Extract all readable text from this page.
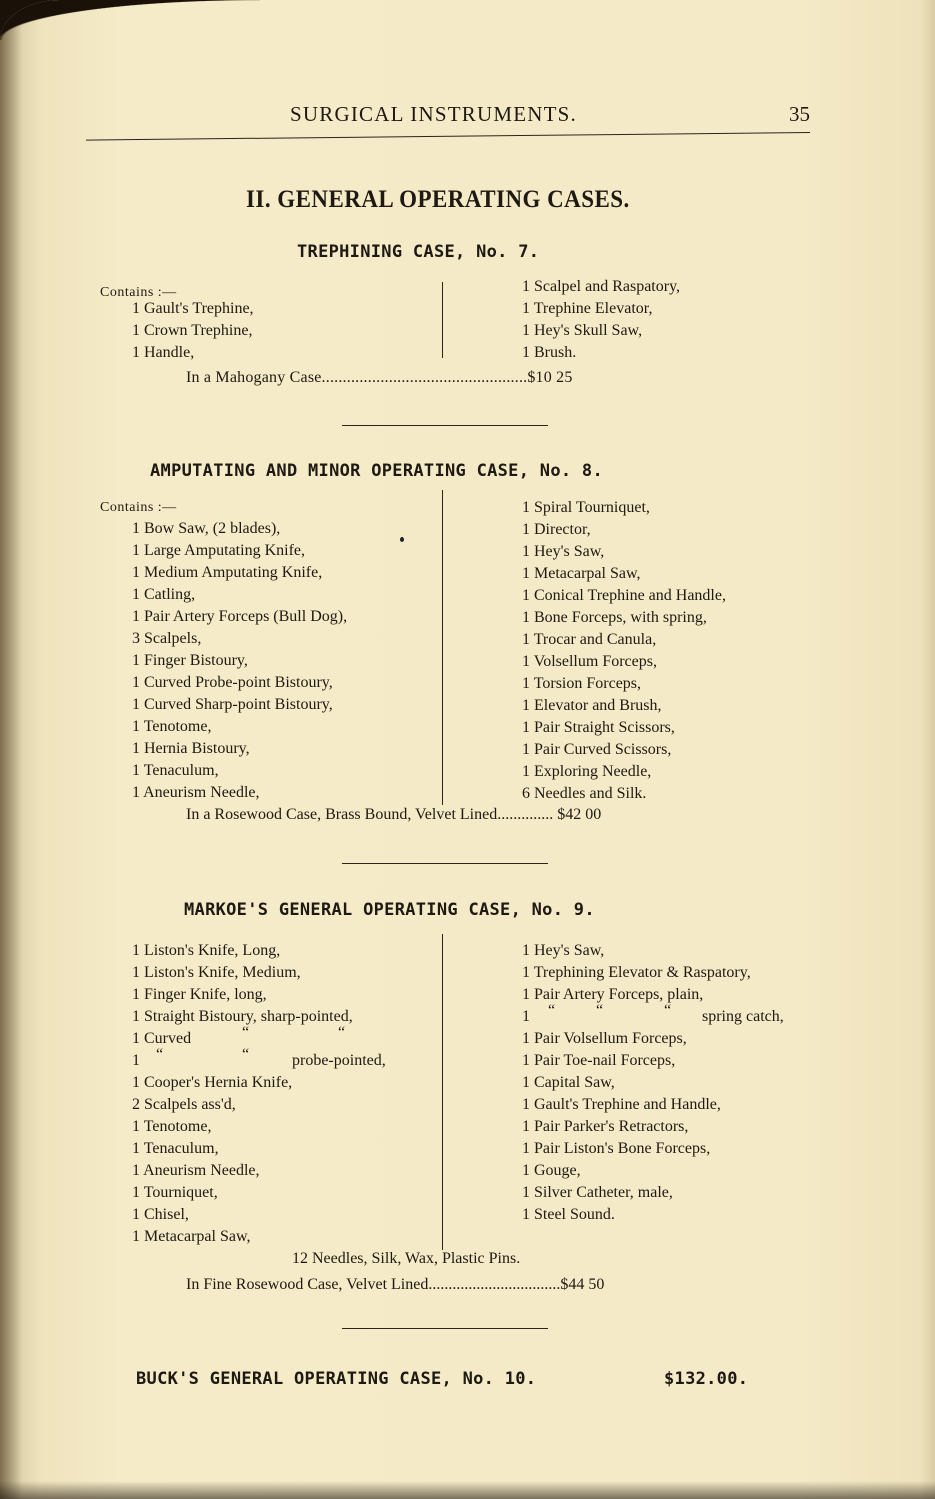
SURGICAL INSTRUMENTS.	35
II. GENERAL OPERATING CASES.
TREPHINING CASE, No. 7.
Contains :—
1 Gault's Trephine,
1 Crown Trephine,
1 Handle,
1 Scalpel and Raspatory,
1 Trephine Elevator,
1 Hey's Skull Saw,
1 Brush.
In a Mahogany Case.................................................$10 25
AMPUTATING AND MINOR OPERATING CASE, No. 8.
Contains :—
1 Bow Saw, (2 blades),
1 Large Amputating Knife,
1 Medium Amputating Knife,
1 Catling,
1 Pair Artery Forceps (Bull Dog),
3 Scalpels,
1 Finger Bistoury,
1 Curved Probe-point Bistoury,
1 Curved Sharp-point Bistoury,
1 Tenotome,
1 Hernia Bistoury,
1 Tenaculum,
1 Aneurism Needle,
1 Spiral Tourniquet,
1 Director,
1 Hey's Saw,
1 Metacarpal Saw,
1 Conical Trephine and Handle,
1 Bone Forceps, with spring,
1 Trocar and Canula,
1 Volsellum Forceps,
1 Torsion Forceps,
1 Elevator and Brush,
1 Pair Straight Scissors,
1 Pair Curved Scissors,
1 Exploring Needle,
6 Needles and Silk.
In a Rosewood Case, Brass Bound, Velvet Lined.............. $42 00
MARKOE'S GENERAL OPERATING CASE, No. 9.
1 Liston's Knife, Long,
1 Liston's Knife, Medium,
1 Finger Knife, long,
1 Straight Bistoury, sharp-pointed,
1 Curved	“	“
1 “	“	probe-pointed,
1 Cooper's Hernia Knife,
2 Scalpels ass'd,
1 Tenotome,
1 Tenaculum,
1 Aneurism Needle,
1 Tourniquet,
1 Chisel,
1 Metacarpal Saw,
1 Hey's Saw,
1 Trephining Elevator & Raspatory,
1 Pair Artery Forceps, plain,
1 “	“	“ spring catch,
1 Pair Volsellum Forceps,
1 Pair Toe-nail Forceps,
1 Capital Saw,
1 Gault's Trephine and Handle,
1 Pair Parker's Retractors,
1 Pair Liston's Bone Forceps,
1 Gouge,
1 Silver Catheter, male,
1 Steel Sound.
12 Needles, Silk, Wax, Plastic Pins.
In Fine Rosewood Case, Velvet Lined.................................$44 50
BUCK'S GENERAL OPERATING CASE, No. 10.	$132.00.
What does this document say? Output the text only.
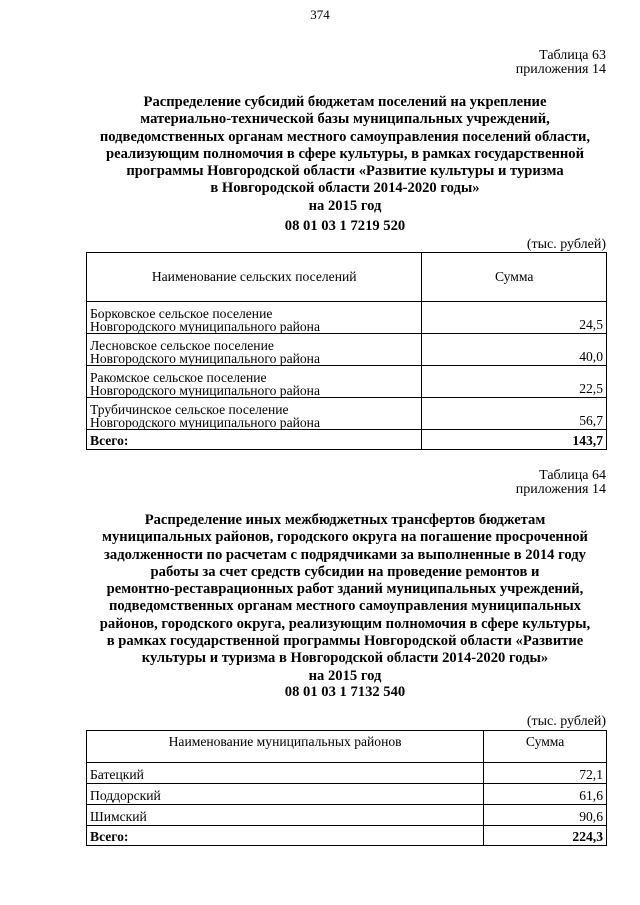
374
Таблица 63
приложения 14
Распределение субсидий бюджетам поселений на укрепление
материально-технической базы муниципальных учреждений,
подведомственных органам местного самоуправления поселений области,
реализующим полномочия в сфере культуры, в рамках государственной
программы Новгородской области «Развитие культуры и туризма
в Новгородской области 2014-2020 годы»
на 2015 год
08 01 03 1 7219 520
(тыс. рублей)
Наименование сельских поселений	Сумма

Борковское сельское поселение
Новгородского муниципального района	24,5

Лесновское сельское поселение
Новгородского муниципального района	40,0

Ракомское сельское поселение
Новгородского муниципального района	22,5

Трубичинское сельское поселение
Новгородского муниципального района	56,7
Всего:	143,7
Таблица 64
приложения 14
Распределение иных межбюджетных трансфертов бюджетам
муниципальных районов, городского округа на погашение просроченной
задолженности по расчетам с подрядчиками за выполненные в 2014 году
работы за счет средств субсидии на проведение ремонтов и
ремонтно-реставрационных работ зданий муниципальных учреждений,
подведомственных органам местного самоуправления муниципальных
районов, городского округа, реализующим полномочия в сфере культуры,
в рамках государственной программы Новгородской области «Развитие
культуры и туризма в Новгородской области 2014-2020 годы»
на 2015 год
08 01 03 1 7132 540
(тыс. рублей)
Наименование муниципальных районов	Сумма
Батецкий	72,1
Поддорский	61,6
Шимский	90,6
Всего:	224,3
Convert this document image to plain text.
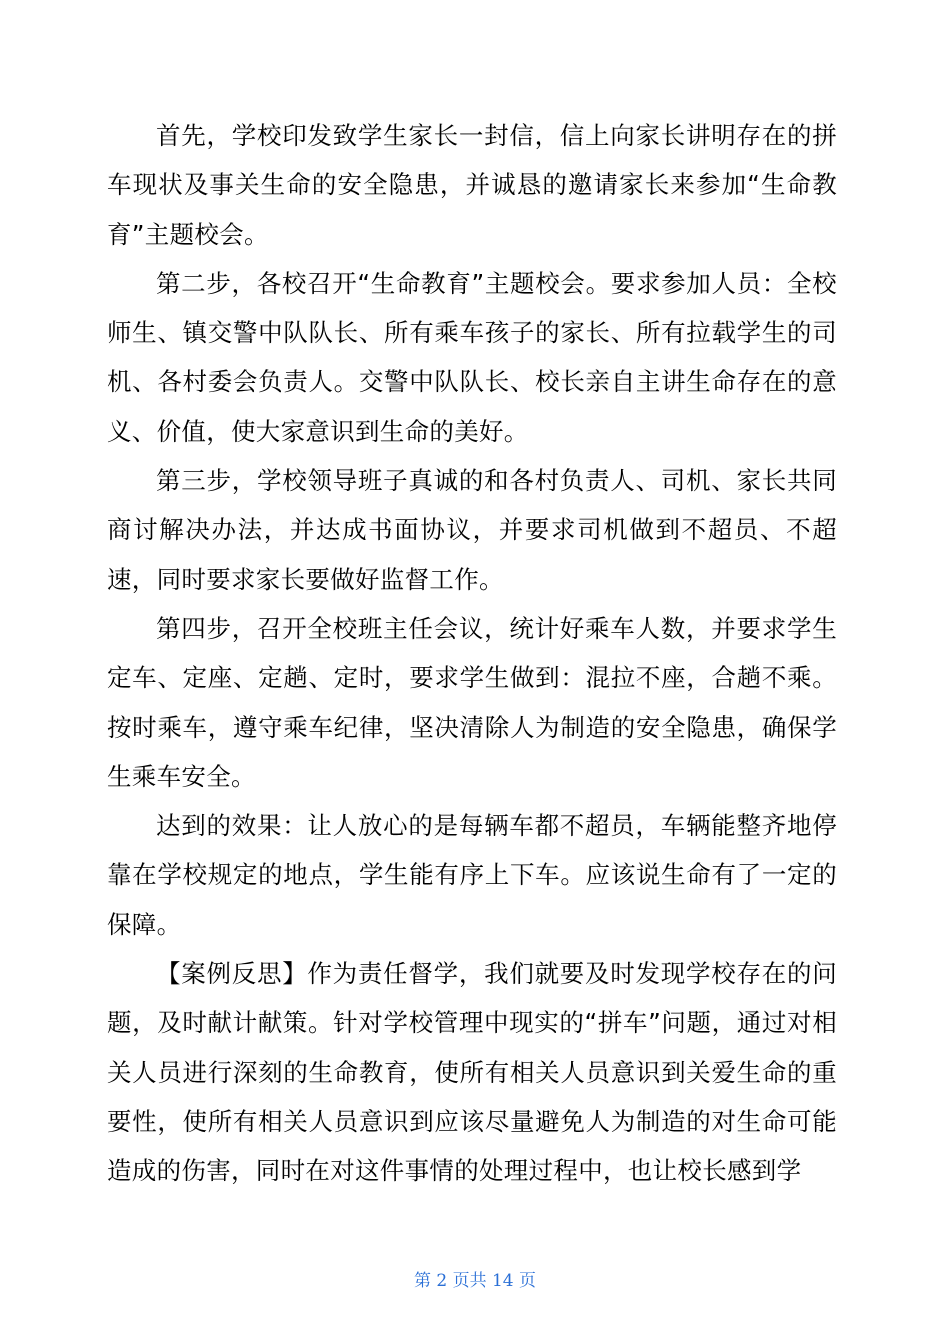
首先，学校印发致学生家长一封信，信上向家长讲明存在的拼车现状及事关生命的安全隐患，并诚恳的邀请家长来参加“生命教育”主题校会。

第二步，各校召开“生命教育”主题校会。要求参加人员：全校师生、镇交警中队队长、所有乘车孩子的家长、所有拉载学生的司机、各村委会负责人。交警中队队长、校长亲自主讲生命存在的意义、价值，使大家意识到生命的美好。

第三步，学校领导班子真诚的和各村负责人、司机、家长共同商讨解决办法，并达成书面协议，并要求司机做到不超员、不超速，同时要求家长要做好监督工作。

第四步，召开全校班主任会议，统计好乘车人数，并要求学生定车、定座、定趟、定时，要求学生做到：混拉不座，合趟不乘。按时乘车，遵守乘车纪律，坚决清除人为制造的安全隐患，确保学生乘车安全。

达到的效果：让人放心的是每辆车都不超员，车辆能整齐地停靠在学校规定的地点，学生能有序上下车。应该说生命有了一定的保障。

【案例反思】作为责任督学，我们就要及时发现学校存在的问题，及时献计献策。针对学校管理中现实的“拼车”问题，通过对相关人员进行深刻的生命教育，使所有相关人员意识到关爱生命的重要性，使所有相关人员意识到应该尽量避免人为制造的对生命可能造成的伤害，同时在对这件事情的处理过程中，也让校长感到学

第 2 页共 14 页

------------------------------------

* Set task
Print the entries above exactly, taking out only the pictures.

* Complete output
Extract all readable text from this page.
SURGICAL INSTRUMENTS.	35
II. GENERAL OPERATING CASES.
TREPHINING CASE, No. 7.
Contains :—
1 Gault's Trephine,
1 Crown Trephine,
1 Handle,
1 Scalpel and Raspatory,
1 Trephine Elevator,
1 Hey's Skull Saw,
1 Brush.
In a Mahogany Case.................................................$10 25
AMPUTATING AND MINOR OPERATING CASE, No. 8.
Contains :—
1 Bow Saw, (2 blades),
1 Large Amputating Knife,
1 Medium Amputating Knife,
1 Catling,
1 Pair Artery Forceps (Bull Dog),
3 Scalpels,
1 Finger Bistoury,
1 Curved Probe-point Bistoury,
1 Curved Sharp-point Bistoury,
1 Tenotome,
1 Hernia Bistoury,
1 Tenaculum,
1 Aneurism Needle,
1 Spiral Tourniquet,
1 Director,
1 Hey's Saw,
1 Metacarpal Saw,
1 Conical Trephine and Handle,
1 Bone Forceps, with spring,
1 Trocar and Canula,
1 Volsellum Forceps,
1 Torsion Forceps,
1 Elevator and Brush,
1 Pair Straight Scissors,
1 Pair Curved Scissors,
1 Exploring Needle,
6 Needles and Silk.
In a Rosewood Case, Brass Bound, Velvet Lined.............. $42 00
MARKOE'S GENERAL OPERATING CASE, No. 9.
1 Liston's Knife, Long,
1 Liston's Knife, Medium,
1 Finger Knife, long,
1 Straight Bistoury, sharp-pointed,
1 Curved	“	“
1 “	“	probe-pointed,
1 Cooper's Hernia Knife,
2 Scalpels ass'd,
1 Tenotome,
1 Tenaculum,
1 Aneurism Needle,
1 Tourniquet,
1 Chisel,
1 Metacarpal Saw,
1 Hey's Saw,
1 Trephining Elevator & Raspatory,
1 Pair Artery Forceps, plain,
1 “	“	“ spring catch,
1 Pair Volsellum Forceps,
1 Pair Toe-nail Forceps,
1 Capital Saw,
1 Gault's Trephine and Handle,
1 Pair Parker's Retractors,
1 Pair Liston's Bone Forceps,
1 Gouge,
1 Silver Catheter, male,
1 Steel Sound.
12 Needles, Silk, Wax, Plastic Pins.
In Fine Rosewood Case, Velvet Lined.................................$44 50
BUCK'S GENERAL OPERATING CASE, No. 10.	$132.00.
What does this document say? Output the text only.
374
Таблица 63
приложения 14
Распределение субсидий бюджетам поселений на укрепление
материально-технической базы муниципальных учреждений,
подведомственных органам местного самоуправления поселений области,
реализующим полномочия в сфере культуры, в рамках государственной
программы Новгородской области «Развитие культуры и туризма
в Новгородской области 2014-2020 годы»
на 2015 год
08 01 03 1 7219 520
(тыс. рублей)
Наименование сельских поселений	Сумма

Борковское сельское поселение
Новгородского муниципального района	24,5

Лесновское сельское поселение
Новгородского муниципального района	40,0

Ракомское сельское поселение
Новгородского муниципального района	22,5

Трубичинское сельское поселение
Новгородского муниципального района	56,7
Всего:	143,7
Таблица 64
приложения 14
Распределение иных межбюджетных трансфертов бюджетам
муниципальных районов, городского округа на погашение просроченной
задолженности по расчетам с подрядчиками за выполненные в 2014 году
работы за счет средств субсидии на проведение ремонтов и
ремонтно-реставрационных работ зданий муниципальных учреждений,
подведомственных органам местного самоуправления муниципальных
районов, городского округа, реализующим полномочия в сфере культуры,
в рамках государственной программы Новгородской области «Развитие
культуры и туризма в Новгородской области 2014-2020 годы»
на 2015 год
08 01 03 1 7132 540
(тыс. рублей)
Наименование муниципальных районов	Сумма
Батецкий	72,1
Поддорский	61,6
Шимский	90,6
Всего:	224,3
Convert this document image to plain text.
首先，学校印发致学生家长一封信，信上向家长讲明存在的拼车现状及事关生命的安全隐患，并诚恳的邀请家长来参加“生命教育”主题校会。

第二步，各校召开“生命教育”主题校会。要求参加人员：全校师生、镇交警中队队长、所有乘车孩子的家长、所有拉载学生的司机、各村委会负责人。交警中队队长、校长亲自主讲生命存在的意义、价值，使大家意识到生命的美好。

第三步，学校领导班子真诚的和各村负责人、司机、家长共同商讨解决办法，并达成书面协议，并要求司机做到不超员、不超速，同时要求家长要做好监督工作。

第四步，召开全校班主任会议，统计好乘车人数，并要求学生定车、定座、定趟、定时，要求学生做到：混拉不座，合趟不乘。按时乘车，遵守乘车纪律，坚决清除人为制造的安全隐患，确保学生乘车安全。

达到的效果：让人放心的是每辆车都不超员，车辆能整齐地停靠在学校规定的地点，学生能有序上下车。应该说生命有了一定的保障。

【案例反思】作为责任督学，我们就要及时发现学校存在的问题，及时献计献策。针对学校管理中现实的“拼车”问题，通过对相关人员进行深刻的生命教育，使所有相关人员意识到关爱生命的重要性，使所有相关人员意识到应该尽量避免人为制造的对生命可能造成的伤害，同时在对这件事情的处理过程中，也让校长感到学

第 2 页共 14 页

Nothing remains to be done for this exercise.